EXERCISE: Repeat the whole listing exactly as written.

▼

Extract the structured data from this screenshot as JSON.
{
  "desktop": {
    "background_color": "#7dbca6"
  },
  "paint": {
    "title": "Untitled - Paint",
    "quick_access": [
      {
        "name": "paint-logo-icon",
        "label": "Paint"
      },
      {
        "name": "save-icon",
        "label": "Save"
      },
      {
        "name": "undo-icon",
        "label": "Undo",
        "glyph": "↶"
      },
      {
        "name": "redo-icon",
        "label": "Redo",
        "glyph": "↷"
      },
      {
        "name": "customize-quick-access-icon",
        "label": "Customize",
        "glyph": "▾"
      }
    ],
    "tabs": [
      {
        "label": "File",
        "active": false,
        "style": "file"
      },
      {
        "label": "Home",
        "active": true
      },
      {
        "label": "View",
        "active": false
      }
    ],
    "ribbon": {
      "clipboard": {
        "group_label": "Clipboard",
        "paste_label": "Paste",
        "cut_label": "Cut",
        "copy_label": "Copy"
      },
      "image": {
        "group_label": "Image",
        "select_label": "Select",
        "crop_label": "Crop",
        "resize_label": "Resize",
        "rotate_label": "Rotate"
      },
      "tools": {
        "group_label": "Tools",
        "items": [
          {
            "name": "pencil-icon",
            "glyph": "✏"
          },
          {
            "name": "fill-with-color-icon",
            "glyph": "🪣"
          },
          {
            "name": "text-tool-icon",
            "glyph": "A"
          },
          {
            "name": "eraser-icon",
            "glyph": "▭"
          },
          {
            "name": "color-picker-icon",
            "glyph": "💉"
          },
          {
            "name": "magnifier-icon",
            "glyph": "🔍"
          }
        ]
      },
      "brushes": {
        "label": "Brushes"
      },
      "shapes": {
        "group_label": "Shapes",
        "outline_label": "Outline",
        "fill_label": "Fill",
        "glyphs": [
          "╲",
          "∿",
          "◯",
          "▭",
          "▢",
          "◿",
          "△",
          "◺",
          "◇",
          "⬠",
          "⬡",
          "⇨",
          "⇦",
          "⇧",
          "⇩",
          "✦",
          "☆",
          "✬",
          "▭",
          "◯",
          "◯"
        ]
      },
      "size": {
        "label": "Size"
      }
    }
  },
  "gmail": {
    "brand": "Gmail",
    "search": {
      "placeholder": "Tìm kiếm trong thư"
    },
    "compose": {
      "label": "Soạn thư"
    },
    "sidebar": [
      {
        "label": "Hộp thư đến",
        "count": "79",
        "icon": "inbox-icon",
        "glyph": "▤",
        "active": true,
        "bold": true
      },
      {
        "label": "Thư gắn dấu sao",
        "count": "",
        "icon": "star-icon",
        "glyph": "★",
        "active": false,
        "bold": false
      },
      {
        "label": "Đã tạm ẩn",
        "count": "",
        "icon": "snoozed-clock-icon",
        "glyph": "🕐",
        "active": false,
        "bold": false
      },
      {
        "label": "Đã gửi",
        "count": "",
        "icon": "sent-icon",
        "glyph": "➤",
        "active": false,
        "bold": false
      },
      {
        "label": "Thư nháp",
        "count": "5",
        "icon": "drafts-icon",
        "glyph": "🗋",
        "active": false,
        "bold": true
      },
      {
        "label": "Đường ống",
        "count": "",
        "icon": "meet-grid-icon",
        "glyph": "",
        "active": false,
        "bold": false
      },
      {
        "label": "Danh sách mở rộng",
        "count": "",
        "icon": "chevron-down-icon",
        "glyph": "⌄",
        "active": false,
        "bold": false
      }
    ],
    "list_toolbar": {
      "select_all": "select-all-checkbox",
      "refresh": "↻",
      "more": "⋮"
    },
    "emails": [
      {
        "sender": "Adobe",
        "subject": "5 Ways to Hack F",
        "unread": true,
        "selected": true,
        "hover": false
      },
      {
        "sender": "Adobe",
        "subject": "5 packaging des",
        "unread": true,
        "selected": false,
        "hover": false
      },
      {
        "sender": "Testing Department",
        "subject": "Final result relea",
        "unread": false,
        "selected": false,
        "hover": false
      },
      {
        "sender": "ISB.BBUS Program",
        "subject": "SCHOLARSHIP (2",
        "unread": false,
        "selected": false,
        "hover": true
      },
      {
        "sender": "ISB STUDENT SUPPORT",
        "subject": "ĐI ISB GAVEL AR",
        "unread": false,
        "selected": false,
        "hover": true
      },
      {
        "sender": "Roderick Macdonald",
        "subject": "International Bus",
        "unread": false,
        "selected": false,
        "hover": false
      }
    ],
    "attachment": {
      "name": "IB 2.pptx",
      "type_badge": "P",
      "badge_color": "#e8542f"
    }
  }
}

▲

RESULT OF THIS TASK:
Extract the structured data from this screenshot as JSON.
{
  "desktop": {
    "background_color": "#7dbca6"
  },
  "paint": {
    "title": "Untitled - Paint",
    "quick_access": [
      {
        "name": "paint-logo-icon",
        "label": "Paint"
      },
      {
        "name": "save-icon",
        "label": "Save"
      },
      {
        "name": "undo-icon",
        "label": "Undo",
        "glyph": "↶"
      },
      {
        "name": "redo-icon",
        "label": "Redo",
        "glyph": "↷"
      },
      {
        "name": "customize-quick-access-icon",
        "label": "Customize",
        "glyph": "▾"
      }
    ],
    "tabs": [
      {
        "label": "File",
        "active": false,
        "style": "file"
      },
      {
        "label": "Home",
        "active": true
      },
      {
        "label": "View",
        "active": false
      }
    ],
    "ribbon": {
      "clipboard": {
        "group_label": "Clipboard",
        "paste_label": "Paste",
        "cut_label": "Cut",
        "copy_label": "Copy"
      },
      "image": {
        "group_label": "Image",
        "select_label": "Select",
        "crop_label": "Crop",
        "resize_label": "Resize",
        "rotate_label": "Rotate"
      },
      "tools": {
        "group_label": "Tools",
        "items": [
          {
            "name": "pencil-icon",
            "glyph": "✏"
          },
          {
            "name": "fill-with-color-icon",
            "glyph": "🪣"
          },
          {
            "name": "text-tool-icon",
            "glyph": "A"
          },
          {
            "name": "eraser-icon",
            "glyph": "▭"
          },
          {
            "name": "color-picker-icon",
            "glyph": "💉"
          },
          {
            "name": "magnifier-icon",
            "glyph": "🔍"
          }
        ]
      },
      "brushes": {
        "label": "Brushes"
      },
      "shapes": {
        "group_label": "Shapes",
        "outline_label": "Outline",
        "fill_label": "Fill",
        "glyphs": [
          "╲",
          "∿",
          "◯",
          "▭",
          "▢",
          "◿",
          "△",
          "◺",
          "◇",
          "⬠",
          "⬡",
          "⇨",
          "⇦",
          "⇧",
          "⇩",
          "✦",
          "☆",
          "✬",
          "▭",
          "◯",
          "◯"
        ]
      },
      "size": {
        "label": "Size"
      }
    }
  },
  "gmail": {
    "brand": "Gmail",
    "search": {
      "placeholder": "Tìm kiếm trong thư"
    },
    "compose": {
      "label": "Soạn thư"
    },
    "sidebar": [
      {
        "label": "Hộp thư đến",
        "count": "79",
        "icon": "inbox-icon",
        "glyph": "▤",
        "active": true,
        "bold": true
      },
      {
        "label": "Thư gắn dấu sao",
        "count": "",
        "icon": "star-icon",
        "glyph": "★",
        "active": false,
        "bold": false
      },
      {
        "label": "Đã tạm ẩn",
        "count": "",
        "icon": "snoozed-clock-icon",
        "glyph": "🕐",
        "active": false,
        "bold": false
      },
      {
        "label": "Đã gửi",
        "count": "",
        "icon": "sent-icon",
        "glyph": "➤",
        "active": false,
        "bold": false
      },
      {
        "label": "Thư nháp",
        "count": "5",
        "icon": "drafts-icon",
        "glyph": "🗋",
        "active": false,
        "bold": true
      },
      {
        "label": "Đường ống",
        "count": "",
        "icon": "meet-grid-icon",
        "glyph": "",
        "active": false,
        "bold": false
      },
      {
        "label": "Danh sách mở rộng",
        "count": "",
        "icon": "chevron-down-icon",
        "glyph": "⌄",
        "active": false,
        "bold": false
      }
    ],
    "list_toolbar": {
      "select_all": "select-all-checkbox",
      "refresh": "↻",
      "more": "⋮"
    },
    "emails": [
      {
        "sender": "Adobe",
        "subject": "5 Ways to Hack F",
        "unread": true,
        "selected": true,
        "hover": false
      },
      {
        "sender": "Adobe",
        "subject": "5 packaging des",
        "unread": true,
        "selected": false,
        "hover": false
      },
      {
        "sender": "Testing Department",
        "subject": "Final result relea",
        "unread": false,
        "selected": false,
        "hover": false
      },
      {
        "sender": "ISB.BBUS Program",
        "subject": "SCHOLARSHIP (2",
        "unread": false,
        "selected": false,
        "hover": true
      },
      {
        "sender": "ISB STUDENT SUPPORT",
        "subject": "ĐI ISB GAVEL AR",
        "unread": false,
        "selected": false,
        "hover": true
      },
      {
        "sender": "Roderick Macdonald",
        "subject": "International Bus",
        "unread": false,
        "selected": false,
        "hover": false
      }
    ],
    "attachment": {
      "name": "IB 2.pptx",
      "type_badge": "P",
      "badge_color": "#e8542f"
    }
  }
}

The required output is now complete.